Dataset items
....................

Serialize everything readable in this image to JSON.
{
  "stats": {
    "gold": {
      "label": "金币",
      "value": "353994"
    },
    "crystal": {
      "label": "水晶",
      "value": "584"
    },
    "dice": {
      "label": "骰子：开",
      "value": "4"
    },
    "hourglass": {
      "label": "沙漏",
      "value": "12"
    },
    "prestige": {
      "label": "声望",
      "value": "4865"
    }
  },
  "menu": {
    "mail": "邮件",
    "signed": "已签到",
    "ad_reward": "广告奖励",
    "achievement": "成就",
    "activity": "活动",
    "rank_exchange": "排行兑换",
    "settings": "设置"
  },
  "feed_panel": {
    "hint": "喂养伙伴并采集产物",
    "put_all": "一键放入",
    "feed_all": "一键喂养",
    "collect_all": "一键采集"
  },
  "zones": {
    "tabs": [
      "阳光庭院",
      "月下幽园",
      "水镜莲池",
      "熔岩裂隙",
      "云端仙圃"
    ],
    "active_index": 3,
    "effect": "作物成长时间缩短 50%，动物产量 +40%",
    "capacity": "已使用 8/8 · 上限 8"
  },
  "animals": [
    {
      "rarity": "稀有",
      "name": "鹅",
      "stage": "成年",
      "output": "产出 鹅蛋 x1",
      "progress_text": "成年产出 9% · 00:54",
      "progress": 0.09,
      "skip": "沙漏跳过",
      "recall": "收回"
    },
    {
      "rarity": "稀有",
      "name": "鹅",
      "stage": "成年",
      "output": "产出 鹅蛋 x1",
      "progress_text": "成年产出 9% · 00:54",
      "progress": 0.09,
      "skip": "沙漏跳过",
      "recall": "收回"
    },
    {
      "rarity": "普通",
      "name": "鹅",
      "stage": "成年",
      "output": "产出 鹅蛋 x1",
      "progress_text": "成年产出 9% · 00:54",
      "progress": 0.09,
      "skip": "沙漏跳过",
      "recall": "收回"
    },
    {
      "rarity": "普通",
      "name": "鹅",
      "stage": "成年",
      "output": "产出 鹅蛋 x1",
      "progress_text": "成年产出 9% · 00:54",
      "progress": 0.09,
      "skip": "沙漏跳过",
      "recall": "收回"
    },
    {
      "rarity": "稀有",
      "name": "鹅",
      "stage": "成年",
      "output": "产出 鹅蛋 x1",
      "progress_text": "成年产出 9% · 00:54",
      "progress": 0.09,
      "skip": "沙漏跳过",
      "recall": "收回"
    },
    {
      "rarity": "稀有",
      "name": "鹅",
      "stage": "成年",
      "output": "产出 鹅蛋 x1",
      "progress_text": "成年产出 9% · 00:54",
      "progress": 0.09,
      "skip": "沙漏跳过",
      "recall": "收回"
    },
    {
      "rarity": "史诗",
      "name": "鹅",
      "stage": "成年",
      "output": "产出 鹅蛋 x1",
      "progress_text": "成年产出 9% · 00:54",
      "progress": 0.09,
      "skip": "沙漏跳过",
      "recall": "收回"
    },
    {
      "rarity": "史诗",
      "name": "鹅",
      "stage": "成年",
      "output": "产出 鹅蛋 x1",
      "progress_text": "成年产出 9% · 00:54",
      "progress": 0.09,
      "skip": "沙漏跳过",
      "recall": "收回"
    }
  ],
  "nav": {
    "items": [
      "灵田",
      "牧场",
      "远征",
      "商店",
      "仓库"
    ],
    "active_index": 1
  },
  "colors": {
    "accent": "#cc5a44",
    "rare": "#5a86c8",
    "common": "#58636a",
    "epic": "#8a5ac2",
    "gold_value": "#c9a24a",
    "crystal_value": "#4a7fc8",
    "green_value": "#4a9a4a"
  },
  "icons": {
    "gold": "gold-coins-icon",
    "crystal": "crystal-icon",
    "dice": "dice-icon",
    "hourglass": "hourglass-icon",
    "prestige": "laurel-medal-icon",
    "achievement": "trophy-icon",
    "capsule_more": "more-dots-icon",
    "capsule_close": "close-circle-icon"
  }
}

....................

• [STATED GOAL]: Make an exact copy of the records.

• [THE REPLY]:
Serialize everything readable in this image to JSON.
{
  "stats": {
    "gold": {
      "label": "金币",
      "value": "353994"
    },
    "crystal": {
      "label": "水晶",
      "value": "584"
    },
    "dice": {
      "label": "骰子：开",
      "value": "4"
    },
    "hourglass": {
      "label": "沙漏",
      "value": "12"
    },
    "prestige": {
      "label": "声望",
      "value": "4865"
    }
  },
  "menu": {
    "mail": "邮件",
    "signed": "已签到",
    "ad_reward": "广告奖励",
    "achievement": "成就",
    "activity": "活动",
    "rank_exchange": "排行兑换",
    "settings": "设置"
  },
  "feed_panel": {
    "hint": "喂养伙伴并采集产物",
    "put_all": "一键放入",
    "feed_all": "一键喂养",
    "collect_all": "一键采集"
  },
  "zones": {
    "tabs": [
      "阳光庭院",
      "月下幽园",
      "水镜莲池",
      "熔岩裂隙",
      "云端仙圃"
    ],
    "active_index": 3,
    "effect": "作物成长时间缩短 50%，动物产量 +40%",
    "capacity": "已使用 8/8 · 上限 8"
  },
  "animals": [
    {
      "rarity": "稀有",
      "name": "鹅",
      "stage": "成年",
      "output": "产出 鹅蛋 x1",
      "progress_text": "成年产出 9% · 00:54",
      "progress": 0.09,
      "skip": "沙漏跳过",
      "recall": "收回"
    },
    {
      "rarity": "稀有",
      "name": "鹅",
      "stage": "成年",
      "output": "产出 鹅蛋 x1",
      "progress_text": "成年产出 9% · 00:54",
      "progress": 0.09,
      "skip": "沙漏跳过",
      "recall": "收回"
    },
    {
      "rarity": "普通",
      "name": "鹅",
      "stage": "成年",
      "output": "产出 鹅蛋 x1",
      "progress_text": "成年产出 9% · 00:54",
      "progress": 0.09,
      "skip": "沙漏跳过",
      "recall": "收回"
    },
    {
      "rarity": "普通",
      "name": "鹅",
      "stage": "成年",
      "output": "产出 鹅蛋 x1",
      "progress_text": "成年产出 9% · 00:54",
      "progress": 0.09,
      "skip": "沙漏跳过",
      "recall": "收回"
    },
    {
      "rarity": "稀有",
      "name": "鹅",
      "stage": "成年",
      "output": "产出 鹅蛋 x1",
      "progress_text": "成年产出 9% · 00:54",
      "progress": 0.09,
      "skip": "沙漏跳过",
      "recall": "收回"
    },
    {
      "rarity": "稀有",
      "name": "鹅",
      "stage": "成年",
      "output": "产出 鹅蛋 x1",
      "progress_text": "成年产出 9% · 00:54",
      "progress": 0.09,
      "skip": "沙漏跳过",
      "recall": "收回"
    },
    {
      "rarity": "史诗",
      "name": "鹅",
      "stage": "成年",
      "output": "产出 鹅蛋 x1",
      "progress_text": "成年产出 9% · 00:54",
      "progress": 0.09,
      "skip": "沙漏跳过",
      "recall": "收回"
    },
    {
      "rarity": "史诗",
      "name": "鹅",
      "stage": "成年",
      "output": "产出 鹅蛋 x1",
      "progress_text": "成年产出 9% · 00:54",
      "progress": 0.09,
      "skip": "沙漏跳过",
      "recall": "收回"
    }
  ],
  "nav": {
    "items": [
      "灵田",
      "牧场",
      "远征",
      "商店",
      "仓库"
    ],
    "active_index": 1
  },
  "colors": {
    "accent": "#cc5a44",
    "rare": "#5a86c8",
    "common": "#58636a",
    "epic": "#8a5ac2",
    "gold_value": "#c9a24a",
    "crystal_value": "#4a7fc8",
    "green_value": "#4a9a4a"
  },
  "icons": {
    "gold": "gold-coins-icon",
    "crystal": "crystal-icon",
    "dice": "dice-icon",
    "hourglass": "hourglass-icon",
    "prestige": "laurel-medal-icon",
    "achievement": "trophy-icon",
    "capsule_more": "more-dots-icon",
    "capsule_close": "close-circle-icon"
  }
}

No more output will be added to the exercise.